Written task:
Output every entry exactly as given.

## Begin Given data

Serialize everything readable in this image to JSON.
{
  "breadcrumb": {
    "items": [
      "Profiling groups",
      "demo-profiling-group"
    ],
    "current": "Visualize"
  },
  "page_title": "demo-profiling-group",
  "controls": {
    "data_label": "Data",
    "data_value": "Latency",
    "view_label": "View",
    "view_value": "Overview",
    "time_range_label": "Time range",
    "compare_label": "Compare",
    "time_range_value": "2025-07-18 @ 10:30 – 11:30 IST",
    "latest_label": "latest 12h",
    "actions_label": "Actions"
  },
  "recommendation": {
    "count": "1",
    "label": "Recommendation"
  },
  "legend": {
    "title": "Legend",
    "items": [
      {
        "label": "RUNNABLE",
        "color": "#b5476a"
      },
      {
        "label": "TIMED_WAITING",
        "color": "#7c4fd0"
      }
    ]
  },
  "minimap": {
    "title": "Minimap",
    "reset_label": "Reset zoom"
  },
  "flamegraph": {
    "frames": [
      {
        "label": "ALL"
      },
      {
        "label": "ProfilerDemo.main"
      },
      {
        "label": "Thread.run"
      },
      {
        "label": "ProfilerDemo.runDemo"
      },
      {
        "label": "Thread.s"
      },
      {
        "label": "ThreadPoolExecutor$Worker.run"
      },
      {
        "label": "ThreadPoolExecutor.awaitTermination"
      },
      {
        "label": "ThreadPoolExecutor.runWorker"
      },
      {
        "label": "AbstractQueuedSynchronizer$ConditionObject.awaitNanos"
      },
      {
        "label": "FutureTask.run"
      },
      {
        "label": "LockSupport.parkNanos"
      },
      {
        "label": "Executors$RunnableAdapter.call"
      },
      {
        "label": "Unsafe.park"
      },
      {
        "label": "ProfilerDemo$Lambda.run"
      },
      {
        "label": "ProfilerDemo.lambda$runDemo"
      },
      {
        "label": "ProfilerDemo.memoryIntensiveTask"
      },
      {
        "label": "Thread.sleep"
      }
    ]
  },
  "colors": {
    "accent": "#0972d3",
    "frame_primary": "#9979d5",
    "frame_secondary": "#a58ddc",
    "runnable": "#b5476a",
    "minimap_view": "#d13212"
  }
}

## End Given data

Task response:
Serialize everything readable in this image to JSON.
{
  "breadcrumb": {
    "items": [
      "Profiling groups",
      "demo-profiling-group"
    ],
    "current": "Visualize"
  },
  "page_title": "demo-profiling-group",
  "controls": {
    "data_label": "Data",
    "data_value": "Latency",
    "view_label": "View",
    "view_value": "Overview",
    "time_range_label": "Time range",
    "compare_label": "Compare",
    "time_range_value": "2025-07-18 @ 10:30 – 11:30 IST",
    "latest_label": "latest 12h",
    "actions_label": "Actions"
  },
  "recommendation": {
    "count": "1",
    "label": "Recommendation"
  },
  "legend": {
    "title": "Legend",
    "items": [
      {
        "label": "RUNNABLE",
        "color": "#b5476a"
      },
      {
        "label": "TIMED_WAITING",
        "color": "#7c4fd0"
      }
    ]
  },
  "minimap": {
    "title": "Minimap",
    "reset_label": "Reset zoom"
  },
  "flamegraph": {
    "frames": [
      {
        "label": "ALL"
      },
      {
        "label": "ProfilerDemo.main"
      },
      {
        "label": "Thread.run"
      },
      {
        "label": "ProfilerDemo.runDemo"
      },
      {
        "label": "Thread.s"
      },
      {
        "label": "ThreadPoolExecutor$Worker.run"
      },
      {
        "label": "ThreadPoolExecutor.awaitTermination"
      },
      {
        "label": "ThreadPoolExecutor.runWorker"
      },
      {
        "label": "AbstractQueuedSynchronizer$ConditionObject.awaitNanos"
      },
      {
        "label": "FutureTask.run"
      },
      {
        "label": "LockSupport.parkNanos"
      },
      {
        "label": "Executors$RunnableAdapter.call"
      },
      {
        "label": "Unsafe.park"
      },
      {
        "label": "ProfilerDemo$Lambda.run"
      },
      {
        "label": "ProfilerDemo.lambda$runDemo"
      },
      {
        "label": "ProfilerDemo.memoryIntensiveTask"
      },
      {
        "label": "Thread.sleep"
      }
    ]
  },
  "colors": {
    "accent": "#0972d3",
    "frame_primary": "#9979d5",
    "frame_secondary": "#a58ddc",
    "runnable": "#b5476a",
    "minimap_view": "#d13212"
  }
}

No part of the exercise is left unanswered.